┌─ Information supplied

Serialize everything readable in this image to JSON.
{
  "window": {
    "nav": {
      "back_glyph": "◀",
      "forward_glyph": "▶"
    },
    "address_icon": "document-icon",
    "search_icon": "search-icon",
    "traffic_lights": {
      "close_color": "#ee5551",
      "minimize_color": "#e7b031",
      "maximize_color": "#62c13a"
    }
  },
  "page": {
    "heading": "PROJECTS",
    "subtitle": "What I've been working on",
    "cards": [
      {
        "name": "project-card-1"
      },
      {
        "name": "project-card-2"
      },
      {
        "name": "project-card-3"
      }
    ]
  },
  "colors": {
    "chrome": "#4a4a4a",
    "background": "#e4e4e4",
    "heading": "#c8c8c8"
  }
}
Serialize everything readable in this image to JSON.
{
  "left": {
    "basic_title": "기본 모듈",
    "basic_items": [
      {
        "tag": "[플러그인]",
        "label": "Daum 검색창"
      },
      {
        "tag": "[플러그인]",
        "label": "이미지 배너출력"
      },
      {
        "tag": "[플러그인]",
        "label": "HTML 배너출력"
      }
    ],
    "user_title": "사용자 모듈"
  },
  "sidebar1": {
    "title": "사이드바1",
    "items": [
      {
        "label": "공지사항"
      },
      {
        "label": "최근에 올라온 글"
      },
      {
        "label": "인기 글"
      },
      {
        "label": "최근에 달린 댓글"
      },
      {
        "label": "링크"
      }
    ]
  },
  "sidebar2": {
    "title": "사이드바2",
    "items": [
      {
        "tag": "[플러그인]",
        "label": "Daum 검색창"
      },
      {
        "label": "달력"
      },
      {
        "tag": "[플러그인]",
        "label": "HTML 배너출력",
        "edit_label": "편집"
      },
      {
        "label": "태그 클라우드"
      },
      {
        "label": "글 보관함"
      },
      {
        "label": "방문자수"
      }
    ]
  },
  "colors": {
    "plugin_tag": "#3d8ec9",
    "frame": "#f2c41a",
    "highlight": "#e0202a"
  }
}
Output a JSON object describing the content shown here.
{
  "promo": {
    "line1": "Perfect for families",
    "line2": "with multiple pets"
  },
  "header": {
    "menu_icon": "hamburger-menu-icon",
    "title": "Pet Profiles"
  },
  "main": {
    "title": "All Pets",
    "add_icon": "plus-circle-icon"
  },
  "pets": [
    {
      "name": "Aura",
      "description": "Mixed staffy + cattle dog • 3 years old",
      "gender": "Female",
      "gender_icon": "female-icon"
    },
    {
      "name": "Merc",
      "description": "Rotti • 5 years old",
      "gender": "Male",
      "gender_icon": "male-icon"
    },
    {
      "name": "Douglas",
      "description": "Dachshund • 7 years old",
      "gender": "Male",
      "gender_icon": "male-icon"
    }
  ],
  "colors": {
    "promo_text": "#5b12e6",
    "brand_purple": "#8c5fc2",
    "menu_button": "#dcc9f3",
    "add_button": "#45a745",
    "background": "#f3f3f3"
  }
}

└─

__Given task__
Single out each line of the records above with the string "description" in it, and copy it.

__Task solution__
      "description": "Mixed staffy + cattle dog • 3 years old",
      "description": "Rotti • 5 years old",
      "description": "Dachshund • 7 years old",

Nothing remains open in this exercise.